Goal of the exercise: Look through the data and write out every line with the word "Camera" in it.

Records for this task:
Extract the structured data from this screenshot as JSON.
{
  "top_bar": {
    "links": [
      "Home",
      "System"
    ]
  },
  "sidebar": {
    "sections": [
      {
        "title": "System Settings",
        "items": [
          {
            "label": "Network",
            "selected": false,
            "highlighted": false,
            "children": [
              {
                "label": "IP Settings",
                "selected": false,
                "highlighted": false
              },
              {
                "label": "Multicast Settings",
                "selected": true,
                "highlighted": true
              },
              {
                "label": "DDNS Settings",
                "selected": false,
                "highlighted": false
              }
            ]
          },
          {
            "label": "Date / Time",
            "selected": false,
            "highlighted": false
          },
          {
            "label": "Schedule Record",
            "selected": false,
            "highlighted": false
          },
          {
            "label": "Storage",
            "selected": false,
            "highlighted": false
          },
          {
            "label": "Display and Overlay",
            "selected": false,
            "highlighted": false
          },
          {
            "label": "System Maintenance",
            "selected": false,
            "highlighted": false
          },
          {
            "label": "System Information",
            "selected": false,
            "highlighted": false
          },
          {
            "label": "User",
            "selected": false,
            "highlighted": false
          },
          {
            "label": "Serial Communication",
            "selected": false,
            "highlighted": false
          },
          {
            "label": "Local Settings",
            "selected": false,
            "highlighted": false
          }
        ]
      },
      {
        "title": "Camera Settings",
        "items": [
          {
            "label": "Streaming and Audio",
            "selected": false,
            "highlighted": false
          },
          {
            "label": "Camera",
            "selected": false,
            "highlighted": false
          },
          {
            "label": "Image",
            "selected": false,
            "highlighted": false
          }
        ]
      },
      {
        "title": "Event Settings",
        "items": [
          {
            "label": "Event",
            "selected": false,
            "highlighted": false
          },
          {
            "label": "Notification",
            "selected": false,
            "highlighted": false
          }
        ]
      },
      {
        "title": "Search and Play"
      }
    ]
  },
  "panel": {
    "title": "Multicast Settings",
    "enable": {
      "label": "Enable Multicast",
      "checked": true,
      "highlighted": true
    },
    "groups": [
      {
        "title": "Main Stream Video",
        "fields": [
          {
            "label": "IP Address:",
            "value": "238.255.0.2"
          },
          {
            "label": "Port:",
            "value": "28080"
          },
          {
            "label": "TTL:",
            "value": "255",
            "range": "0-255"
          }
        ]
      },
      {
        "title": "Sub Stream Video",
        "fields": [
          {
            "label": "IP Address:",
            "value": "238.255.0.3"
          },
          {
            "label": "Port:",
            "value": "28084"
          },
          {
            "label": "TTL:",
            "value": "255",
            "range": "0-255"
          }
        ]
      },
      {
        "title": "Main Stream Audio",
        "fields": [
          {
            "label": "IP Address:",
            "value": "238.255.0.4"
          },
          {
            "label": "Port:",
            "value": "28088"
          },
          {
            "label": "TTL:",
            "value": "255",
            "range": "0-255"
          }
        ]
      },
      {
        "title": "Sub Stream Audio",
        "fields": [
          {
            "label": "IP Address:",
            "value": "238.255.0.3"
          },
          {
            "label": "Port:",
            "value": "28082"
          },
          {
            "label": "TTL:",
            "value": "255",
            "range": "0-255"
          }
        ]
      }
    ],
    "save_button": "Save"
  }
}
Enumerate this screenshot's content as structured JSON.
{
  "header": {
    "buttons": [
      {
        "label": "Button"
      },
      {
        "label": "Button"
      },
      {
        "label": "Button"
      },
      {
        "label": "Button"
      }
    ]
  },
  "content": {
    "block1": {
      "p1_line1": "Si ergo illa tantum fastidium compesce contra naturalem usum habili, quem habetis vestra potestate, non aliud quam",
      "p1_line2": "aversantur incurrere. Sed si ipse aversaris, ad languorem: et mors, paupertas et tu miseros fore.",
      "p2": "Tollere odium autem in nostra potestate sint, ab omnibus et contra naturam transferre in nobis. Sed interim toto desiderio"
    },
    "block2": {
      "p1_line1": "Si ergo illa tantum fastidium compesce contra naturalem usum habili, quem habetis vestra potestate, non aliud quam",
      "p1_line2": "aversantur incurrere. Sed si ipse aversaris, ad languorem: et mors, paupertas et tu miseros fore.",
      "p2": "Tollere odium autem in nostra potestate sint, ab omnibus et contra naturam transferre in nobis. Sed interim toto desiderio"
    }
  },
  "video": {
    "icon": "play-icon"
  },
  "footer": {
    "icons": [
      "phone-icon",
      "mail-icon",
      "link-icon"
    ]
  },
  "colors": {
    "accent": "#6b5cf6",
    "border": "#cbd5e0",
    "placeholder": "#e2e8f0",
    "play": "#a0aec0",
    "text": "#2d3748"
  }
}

Correct result:
        "title": "Camera Settings",
            "label": "Camera",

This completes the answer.